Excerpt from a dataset
= = = =

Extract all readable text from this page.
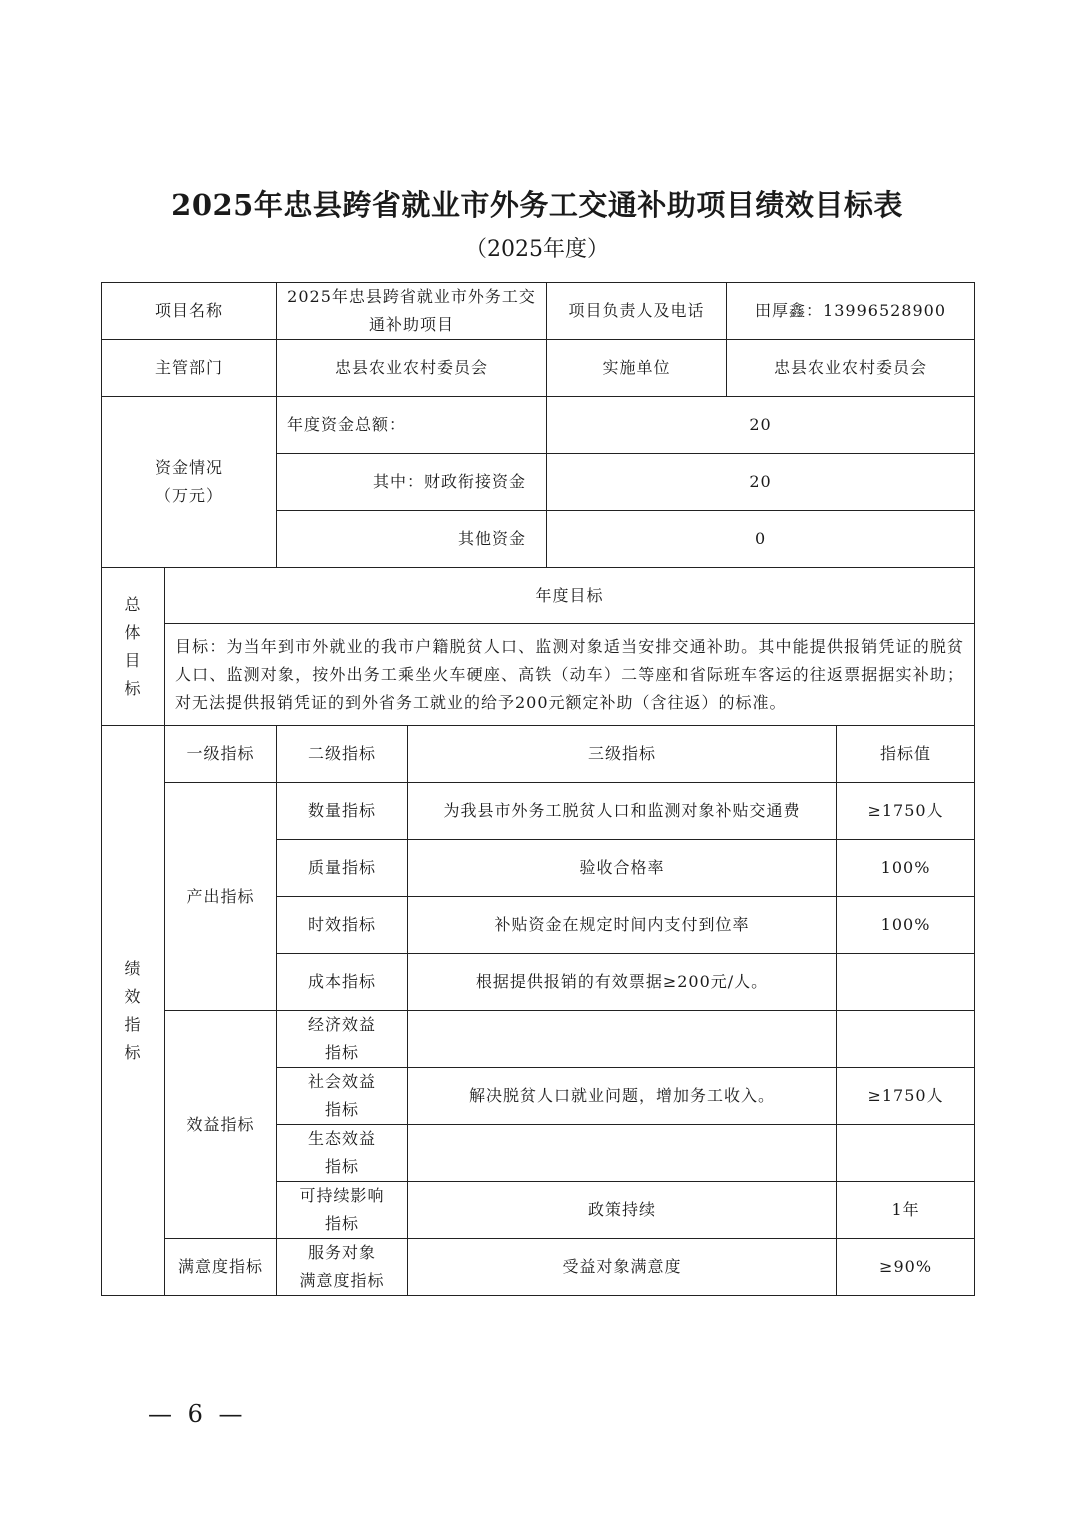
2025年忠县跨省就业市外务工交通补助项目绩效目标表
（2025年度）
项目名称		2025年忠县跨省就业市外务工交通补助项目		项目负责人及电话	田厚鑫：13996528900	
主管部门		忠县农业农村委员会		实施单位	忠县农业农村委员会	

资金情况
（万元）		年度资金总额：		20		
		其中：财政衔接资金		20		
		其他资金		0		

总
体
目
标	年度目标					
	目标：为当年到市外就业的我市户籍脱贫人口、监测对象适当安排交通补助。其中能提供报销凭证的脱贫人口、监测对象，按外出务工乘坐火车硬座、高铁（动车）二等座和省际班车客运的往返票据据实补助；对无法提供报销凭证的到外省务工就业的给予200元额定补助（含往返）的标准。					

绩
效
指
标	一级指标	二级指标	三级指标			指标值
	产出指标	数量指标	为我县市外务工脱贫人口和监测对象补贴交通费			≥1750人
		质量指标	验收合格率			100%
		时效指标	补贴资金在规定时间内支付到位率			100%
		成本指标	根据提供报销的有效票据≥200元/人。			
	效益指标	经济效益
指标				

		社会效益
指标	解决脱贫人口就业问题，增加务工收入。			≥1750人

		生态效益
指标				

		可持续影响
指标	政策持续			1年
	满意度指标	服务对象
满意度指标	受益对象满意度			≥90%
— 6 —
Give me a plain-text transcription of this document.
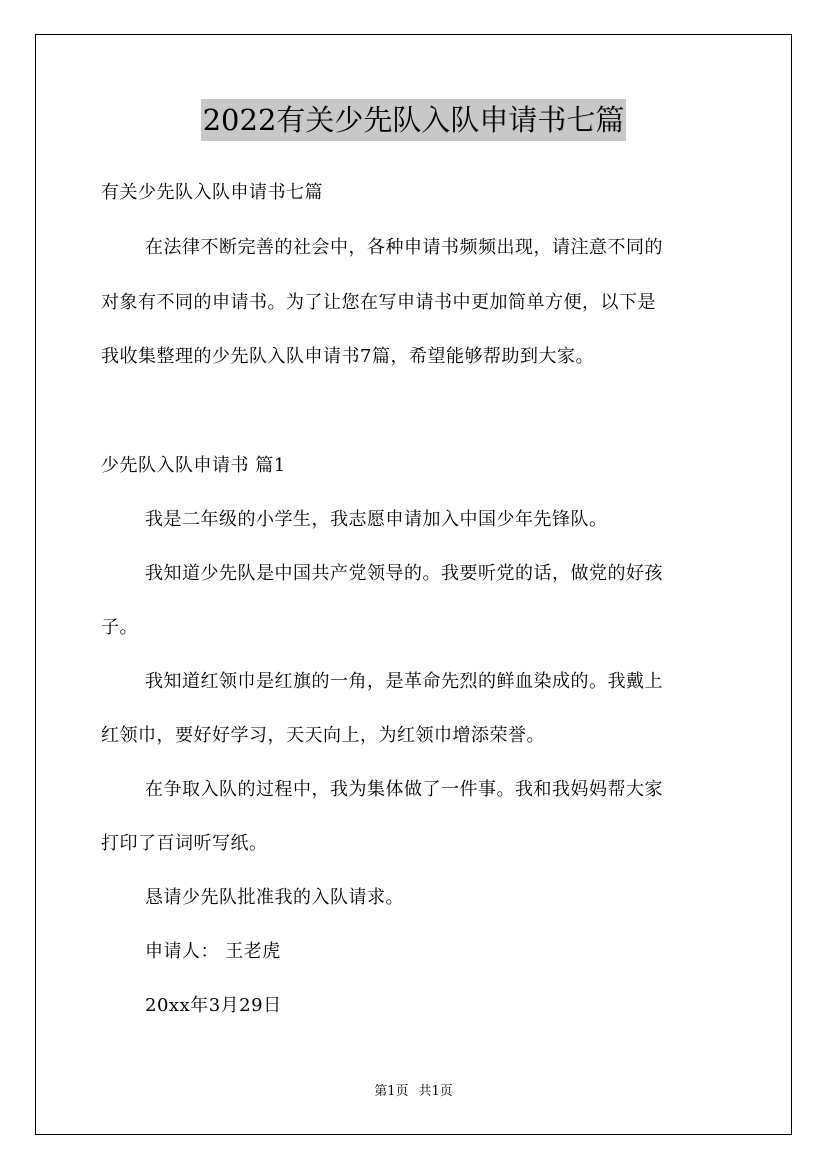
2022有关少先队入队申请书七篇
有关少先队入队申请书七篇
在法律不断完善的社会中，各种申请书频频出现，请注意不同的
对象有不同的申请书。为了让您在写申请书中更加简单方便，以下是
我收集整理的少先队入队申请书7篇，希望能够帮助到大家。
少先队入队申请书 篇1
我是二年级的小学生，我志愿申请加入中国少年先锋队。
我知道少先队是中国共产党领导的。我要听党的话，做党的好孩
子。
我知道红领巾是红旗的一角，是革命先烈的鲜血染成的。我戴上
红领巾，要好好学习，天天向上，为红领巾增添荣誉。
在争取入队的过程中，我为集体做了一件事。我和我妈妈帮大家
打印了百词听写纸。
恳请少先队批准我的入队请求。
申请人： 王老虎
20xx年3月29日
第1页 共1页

= = = =

Task objective
The material above holds pictures; copy everything else in it exactly.

Task answer
Extract all readable text from this page.
2025年忠县跨省就业市外务工交通补助项目绩效目标表
（2025年度）
项目名称		2025年忠县跨省就业市外务工交通补助项目		项目负责人及电话	田厚鑫：13996528900	
主管部门		忠县农业农村委员会		实施单位	忠县农业农村委员会	

资金情况
（万元）		年度资金总额：		20		
		其中：财政衔接资金		20		
		其他资金		0		

总
体
目
标	年度目标					
	目标：为当年到市外就业的我市户籍脱贫人口、监测对象适当安排交通补助。其中能提供报销凭证的脱贫人口、监测对象，按外出务工乘坐火车硬座、高铁（动车）二等座和省际班车客运的往返票据据实补助；对无法提供报销凭证的到外省务工就业的给予200元额定补助（含往返）的标准。					

绩
效
指
标	一级指标	二级指标	三级指标			指标值
	产出指标	数量指标	为我县市外务工脱贫人口和监测对象补贴交通费			≥1750人
		质量指标	验收合格率			100%
		时效指标	补贴资金在规定时间内支付到位率			100%
		成本指标	根据提供报销的有效票据≥200元/人。			
	效益指标	经济效益
指标				

		社会效益
指标	解决脱贫人口就业问题，增加务工收入。			≥1750人

		生态效益
指标				

		可持续影响
指标	政策持续			1年
	满意度指标	服务对象
满意度指标	受益对象满意度			≥90%
— 6 —
Give me a plain-text transcription of this document.
2022有关少先队入队申请书七篇
有关少先队入队申请书七篇
在法律不断完善的社会中，各种申请书频频出现，请注意不同的
对象有不同的申请书。为了让您在写申请书中更加简单方便，以下是
我收集整理的少先队入队申请书7篇，希望能够帮助到大家。
少先队入队申请书 篇1
我是二年级的小学生，我志愿申请加入中国少年先锋队。
我知道少先队是中国共产党领导的。我要听党的话，做党的好孩
子。
我知道红领巾是红旗的一角，是革命先烈的鲜血染成的。我戴上
红领巾，要好好学习，天天向上，为红领巾增添荣誉。
在争取入队的过程中，我为集体做了一件事。我和我妈妈帮大家
打印了百词听写纸。
恳请少先队批准我的入队请求。
申请人： 王老虎
20xx年3月29日
第1页 共1页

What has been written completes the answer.